*Source document*
════

Acetaminophen overdose reveals protease activated receptor 4 as a low expressing but potent receptor on the hepatic endothelium in mice

There is a paucity of data on how protease-activated receptors (PARs) regulate transcriptional reprogramming. We sought to determine how the expression of two members of the PAR family (PAR1 and PAR4) on hepatic endothelial cells (ECs) influence transcription in the liver after acetaminophen (APAP) overdose. We combined EC-specific translating ribosome affinity purification with next-generation sequencing (EC-TRAPseq) in endothelial-specific Par1 and Par4 knockout mice. This allowed us to gain an in vivo snapshot of how EC gene expression profiles change with APAP overdose and how the loss of endothelial PARs impacts transcriptional reprogramming in hepatic ECs. This approach also provided a high degree of sensitivity for detecting low-expressing transcripts. We found distinct transcriptional changes in APAP-overdosed ECs between endothelial Par1 and Par4 knockout mice. Overall design: Total tissue lysate and EC-TRAP RNASeq data were collected from livers of 11-15 week-old male littermate control mice (RiboTag;Par1fl/+;iCdh5(PAC)-CreERT2) and experimental endothelial Par1 knockout mice (RiboTag;Par1fl/fl;iCdh5(PAC)-CreERT2) treated with saline or overdosed with 300 mg/kg APAP (n=3 for each genotype and treatment). Comparable samples were collected from control and endothelial Par4 knockout mice. This resulted in liver lysates and EC-TRAP samples from 24 mice (i.e., 48 distinct samples).

════

*Source information*
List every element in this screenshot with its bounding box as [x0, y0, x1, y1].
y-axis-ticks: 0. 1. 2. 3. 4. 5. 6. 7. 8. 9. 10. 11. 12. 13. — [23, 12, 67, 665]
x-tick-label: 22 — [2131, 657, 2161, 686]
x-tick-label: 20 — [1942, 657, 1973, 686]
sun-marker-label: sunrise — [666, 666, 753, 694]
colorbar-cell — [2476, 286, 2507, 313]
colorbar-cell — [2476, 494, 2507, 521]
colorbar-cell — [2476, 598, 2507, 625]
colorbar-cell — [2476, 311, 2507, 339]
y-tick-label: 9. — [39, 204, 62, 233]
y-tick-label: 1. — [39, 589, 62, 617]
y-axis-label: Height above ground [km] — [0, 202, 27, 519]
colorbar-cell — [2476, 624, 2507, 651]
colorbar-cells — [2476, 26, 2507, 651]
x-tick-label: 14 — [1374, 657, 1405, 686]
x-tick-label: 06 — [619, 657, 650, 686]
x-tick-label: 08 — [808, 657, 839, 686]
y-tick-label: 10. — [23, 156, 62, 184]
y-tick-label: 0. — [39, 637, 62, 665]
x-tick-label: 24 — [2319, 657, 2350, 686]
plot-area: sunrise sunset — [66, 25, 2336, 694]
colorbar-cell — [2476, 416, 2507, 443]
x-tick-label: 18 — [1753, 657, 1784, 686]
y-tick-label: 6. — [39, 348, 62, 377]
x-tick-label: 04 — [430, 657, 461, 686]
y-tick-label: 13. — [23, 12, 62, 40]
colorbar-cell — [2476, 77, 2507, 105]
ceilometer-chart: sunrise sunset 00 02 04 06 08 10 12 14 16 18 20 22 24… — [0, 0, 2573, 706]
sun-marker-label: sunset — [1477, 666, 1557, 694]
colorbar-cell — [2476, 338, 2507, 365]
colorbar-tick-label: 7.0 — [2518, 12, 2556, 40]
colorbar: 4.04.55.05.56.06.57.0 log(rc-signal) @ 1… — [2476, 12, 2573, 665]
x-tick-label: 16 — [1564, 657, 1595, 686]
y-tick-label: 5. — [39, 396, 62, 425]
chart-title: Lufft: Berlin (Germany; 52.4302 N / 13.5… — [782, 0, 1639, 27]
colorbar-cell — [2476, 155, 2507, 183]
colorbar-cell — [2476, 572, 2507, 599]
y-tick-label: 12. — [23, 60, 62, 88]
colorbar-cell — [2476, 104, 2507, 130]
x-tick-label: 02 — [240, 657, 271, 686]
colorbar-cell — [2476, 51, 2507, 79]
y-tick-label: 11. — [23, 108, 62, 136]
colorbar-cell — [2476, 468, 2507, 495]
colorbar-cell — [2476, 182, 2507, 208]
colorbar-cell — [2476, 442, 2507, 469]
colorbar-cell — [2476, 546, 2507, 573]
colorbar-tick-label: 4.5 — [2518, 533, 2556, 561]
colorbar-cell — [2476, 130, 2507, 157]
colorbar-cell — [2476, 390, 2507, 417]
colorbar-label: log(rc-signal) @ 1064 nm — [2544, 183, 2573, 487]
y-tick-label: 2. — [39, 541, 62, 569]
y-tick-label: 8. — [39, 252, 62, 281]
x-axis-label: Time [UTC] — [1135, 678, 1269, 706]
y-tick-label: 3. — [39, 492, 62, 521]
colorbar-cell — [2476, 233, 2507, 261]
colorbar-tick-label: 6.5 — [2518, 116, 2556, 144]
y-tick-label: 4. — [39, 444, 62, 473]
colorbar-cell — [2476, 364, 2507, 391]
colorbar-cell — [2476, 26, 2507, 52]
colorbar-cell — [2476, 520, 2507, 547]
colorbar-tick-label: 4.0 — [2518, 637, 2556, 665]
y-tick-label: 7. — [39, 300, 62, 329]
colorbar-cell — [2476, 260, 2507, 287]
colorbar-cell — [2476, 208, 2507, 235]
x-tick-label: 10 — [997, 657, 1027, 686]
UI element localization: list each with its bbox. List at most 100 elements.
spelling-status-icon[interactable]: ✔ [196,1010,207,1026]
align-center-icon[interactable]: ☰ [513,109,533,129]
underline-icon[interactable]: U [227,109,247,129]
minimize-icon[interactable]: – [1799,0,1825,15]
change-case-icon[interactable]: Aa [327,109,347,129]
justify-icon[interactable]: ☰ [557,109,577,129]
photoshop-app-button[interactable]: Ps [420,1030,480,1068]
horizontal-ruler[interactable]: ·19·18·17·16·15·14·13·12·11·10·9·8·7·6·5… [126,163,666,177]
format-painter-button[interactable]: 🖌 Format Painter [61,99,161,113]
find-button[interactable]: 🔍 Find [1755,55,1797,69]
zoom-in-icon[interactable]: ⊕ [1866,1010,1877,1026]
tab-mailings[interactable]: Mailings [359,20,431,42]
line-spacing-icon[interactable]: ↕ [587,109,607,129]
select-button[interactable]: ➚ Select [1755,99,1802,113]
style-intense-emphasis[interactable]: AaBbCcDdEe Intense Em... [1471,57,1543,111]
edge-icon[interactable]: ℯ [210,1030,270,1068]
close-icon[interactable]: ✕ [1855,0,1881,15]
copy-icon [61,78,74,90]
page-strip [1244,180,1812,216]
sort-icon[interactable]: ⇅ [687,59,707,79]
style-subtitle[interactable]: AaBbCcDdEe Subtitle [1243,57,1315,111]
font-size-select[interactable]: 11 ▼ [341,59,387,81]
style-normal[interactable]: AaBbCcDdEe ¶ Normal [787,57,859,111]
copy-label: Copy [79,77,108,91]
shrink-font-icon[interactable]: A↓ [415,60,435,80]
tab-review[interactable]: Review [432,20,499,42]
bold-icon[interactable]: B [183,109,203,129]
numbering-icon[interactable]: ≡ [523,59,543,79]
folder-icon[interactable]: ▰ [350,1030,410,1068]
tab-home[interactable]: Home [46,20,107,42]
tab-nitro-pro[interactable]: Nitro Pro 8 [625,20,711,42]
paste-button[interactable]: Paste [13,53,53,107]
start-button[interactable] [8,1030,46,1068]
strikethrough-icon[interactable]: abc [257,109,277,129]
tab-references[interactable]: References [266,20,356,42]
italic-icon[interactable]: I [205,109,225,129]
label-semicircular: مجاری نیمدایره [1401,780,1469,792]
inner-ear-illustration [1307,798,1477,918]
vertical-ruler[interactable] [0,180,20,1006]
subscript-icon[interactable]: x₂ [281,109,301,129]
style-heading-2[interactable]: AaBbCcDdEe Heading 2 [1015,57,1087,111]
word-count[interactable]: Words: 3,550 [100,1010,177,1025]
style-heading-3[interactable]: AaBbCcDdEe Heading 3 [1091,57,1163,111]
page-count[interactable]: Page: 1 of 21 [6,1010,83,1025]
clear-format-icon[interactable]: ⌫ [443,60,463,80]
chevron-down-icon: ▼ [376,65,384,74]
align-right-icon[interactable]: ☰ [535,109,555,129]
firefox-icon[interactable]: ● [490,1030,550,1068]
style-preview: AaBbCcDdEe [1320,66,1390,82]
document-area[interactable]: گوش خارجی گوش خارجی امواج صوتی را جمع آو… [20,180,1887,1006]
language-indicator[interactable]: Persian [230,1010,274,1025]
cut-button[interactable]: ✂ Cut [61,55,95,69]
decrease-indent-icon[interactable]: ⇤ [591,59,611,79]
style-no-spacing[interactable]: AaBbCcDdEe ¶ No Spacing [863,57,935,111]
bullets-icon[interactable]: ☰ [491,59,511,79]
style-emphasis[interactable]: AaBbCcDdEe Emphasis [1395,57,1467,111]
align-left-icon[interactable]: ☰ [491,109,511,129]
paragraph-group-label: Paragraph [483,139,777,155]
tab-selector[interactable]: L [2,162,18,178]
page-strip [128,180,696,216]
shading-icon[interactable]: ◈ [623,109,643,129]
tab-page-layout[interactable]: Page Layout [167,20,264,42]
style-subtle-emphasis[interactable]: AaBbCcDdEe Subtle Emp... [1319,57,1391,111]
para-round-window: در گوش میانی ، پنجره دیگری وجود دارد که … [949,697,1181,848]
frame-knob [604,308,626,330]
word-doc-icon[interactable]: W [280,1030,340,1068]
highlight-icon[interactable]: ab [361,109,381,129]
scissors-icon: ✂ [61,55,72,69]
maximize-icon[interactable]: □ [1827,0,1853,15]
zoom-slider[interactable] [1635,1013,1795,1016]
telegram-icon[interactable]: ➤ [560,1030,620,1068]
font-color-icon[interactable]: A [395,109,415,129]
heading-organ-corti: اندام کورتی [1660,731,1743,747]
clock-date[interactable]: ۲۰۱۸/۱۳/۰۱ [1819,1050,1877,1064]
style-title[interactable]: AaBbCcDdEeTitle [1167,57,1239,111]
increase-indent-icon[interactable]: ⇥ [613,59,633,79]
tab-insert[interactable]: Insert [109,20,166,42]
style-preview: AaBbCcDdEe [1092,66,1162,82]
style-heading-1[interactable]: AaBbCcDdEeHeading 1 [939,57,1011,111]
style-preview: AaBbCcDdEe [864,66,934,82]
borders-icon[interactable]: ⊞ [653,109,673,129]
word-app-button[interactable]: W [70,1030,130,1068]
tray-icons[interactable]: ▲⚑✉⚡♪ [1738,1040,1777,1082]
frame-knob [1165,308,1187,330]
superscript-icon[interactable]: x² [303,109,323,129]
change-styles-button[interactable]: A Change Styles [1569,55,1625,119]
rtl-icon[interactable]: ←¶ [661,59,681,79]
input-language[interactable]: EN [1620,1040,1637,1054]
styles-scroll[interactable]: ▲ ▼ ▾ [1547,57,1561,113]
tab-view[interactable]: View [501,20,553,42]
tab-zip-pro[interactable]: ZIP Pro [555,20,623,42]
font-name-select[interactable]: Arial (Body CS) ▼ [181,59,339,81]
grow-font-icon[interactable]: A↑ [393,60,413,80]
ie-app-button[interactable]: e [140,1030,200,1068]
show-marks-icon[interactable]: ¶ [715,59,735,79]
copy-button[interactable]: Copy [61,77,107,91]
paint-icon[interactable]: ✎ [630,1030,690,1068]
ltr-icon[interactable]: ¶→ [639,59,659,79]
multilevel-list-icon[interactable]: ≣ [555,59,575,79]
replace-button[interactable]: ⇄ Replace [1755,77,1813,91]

════

*Exercise brief*
According to the acetaminophen study summary, what dose of APAP was given to the overdosed mice? Rely only on the acetaminophen study summary, not on the material.

*Answer box*
300 mg/kg